Task directions :: Return the data exactly, with all pictures removed.

Records ::

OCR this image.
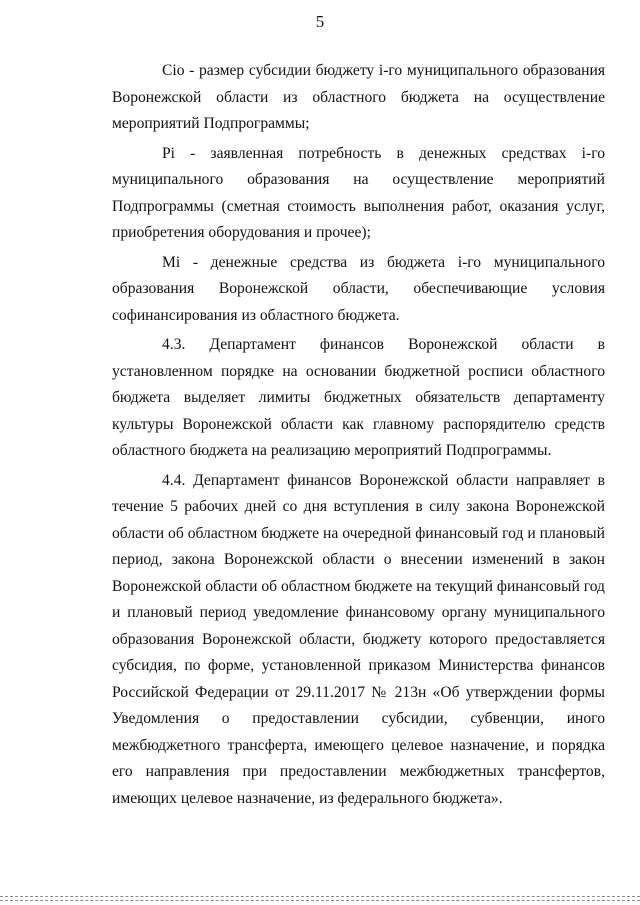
5

Cio - размер субсидии бюджету i-го муниципального образования Воронежской области из областного бюджета на осуществление мероприятий Подпрограммы;

Pi - заявленная потребность в денежных средствах i-го муниципального образования на осуществление мероприятий Подпрограммы (сметная стоимость выполнения работ, оказания услуг, приобретения оборудования и прочее);

Mi - денежные средства из бюджета i-го муниципального образования Воронежской области, обеспечивающие условия софинансирования из областного бюджета.

4.3. Департамент финансов Воронежской области в установленном порядке на основании бюджетной росписи областного бюджета выделяет лимиты бюджетных обязательств департаменту культуры Воронежской области как главному распорядителю средств областного бюджета на реализацию мероприятий Подпрограммы.

4.4. Департамент финансов Воронежской области направляет в течение 5 рабочих дней со дня вступления в силу закона Воронежской области об областном бюджете на очередной финансовый год и плановый период, закона Воронежской области о внесении изменений в закон Воронежской области об областном бюджете на текущий финансовый год и плановый период уведомление финансовому органу муниципального образования Воронежской области, бюджету которого предоставляется субсидия, по форме, установленной приказом Министерства финансов Российской Федерации от 29.11.2017 № 213н «Об утверждении формы Уведомления о предоставлении субсидии, субвенции, иного межбюджетного трансферта, имеющего целевое назначение, и порядка его направления при предоставлении межбюджетных трансфертов, имеющих целевое назначение, из федерального бюджета».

Solution ::
OCR this image.
5

Cio - размер субсидии бюджету i-го муниципального образования Воронежской области из областного бюджета на осуществление мероприятий Подпрограммы;

Pi - заявленная потребность в денежных средствах i-го муниципального образования на осуществление мероприятий Подпрограммы (сметная стоимость выполнения работ, оказания услуг, приобретения оборудования и прочее);

Mi - денежные средства из бюджета i-го муниципального образования Воронежской области, обеспечивающие условия софинансирования из областного бюджета.

4.3. Департамент финансов Воронежской области в установленном порядке на основании бюджетной росписи областного бюджета выделяет лимиты бюджетных обязательств департаменту культуры Воронежской области как главному распорядителю средств областного бюджета на реализацию мероприятий Подпрограммы.

4.4. Департамент финансов Воронежской области направляет в течение 5 рабочих дней со дня вступления в силу закона Воронежской области об областном бюджете на очередной финансовый год и плановый период, закона Воронежской области о внесении изменений в закон Воронежской области об областном бюджете на текущий финансовый год и плановый период уведомление финансовому органу муниципального образования Воронежской области, бюджету которого предоставляется субсидия, по форме, установленной приказом Министерства финансов Российской Федерации от 29.11.2017 № 213н «Об утверждении формы Уведомления о предоставлении субсидии, субвенции, иного межбюджетного трансферта, имеющего целевое назначение, и порядка его направления при предоставлении межбюджетных трансфертов, имеющих целевое назначение, из федерального бюджета».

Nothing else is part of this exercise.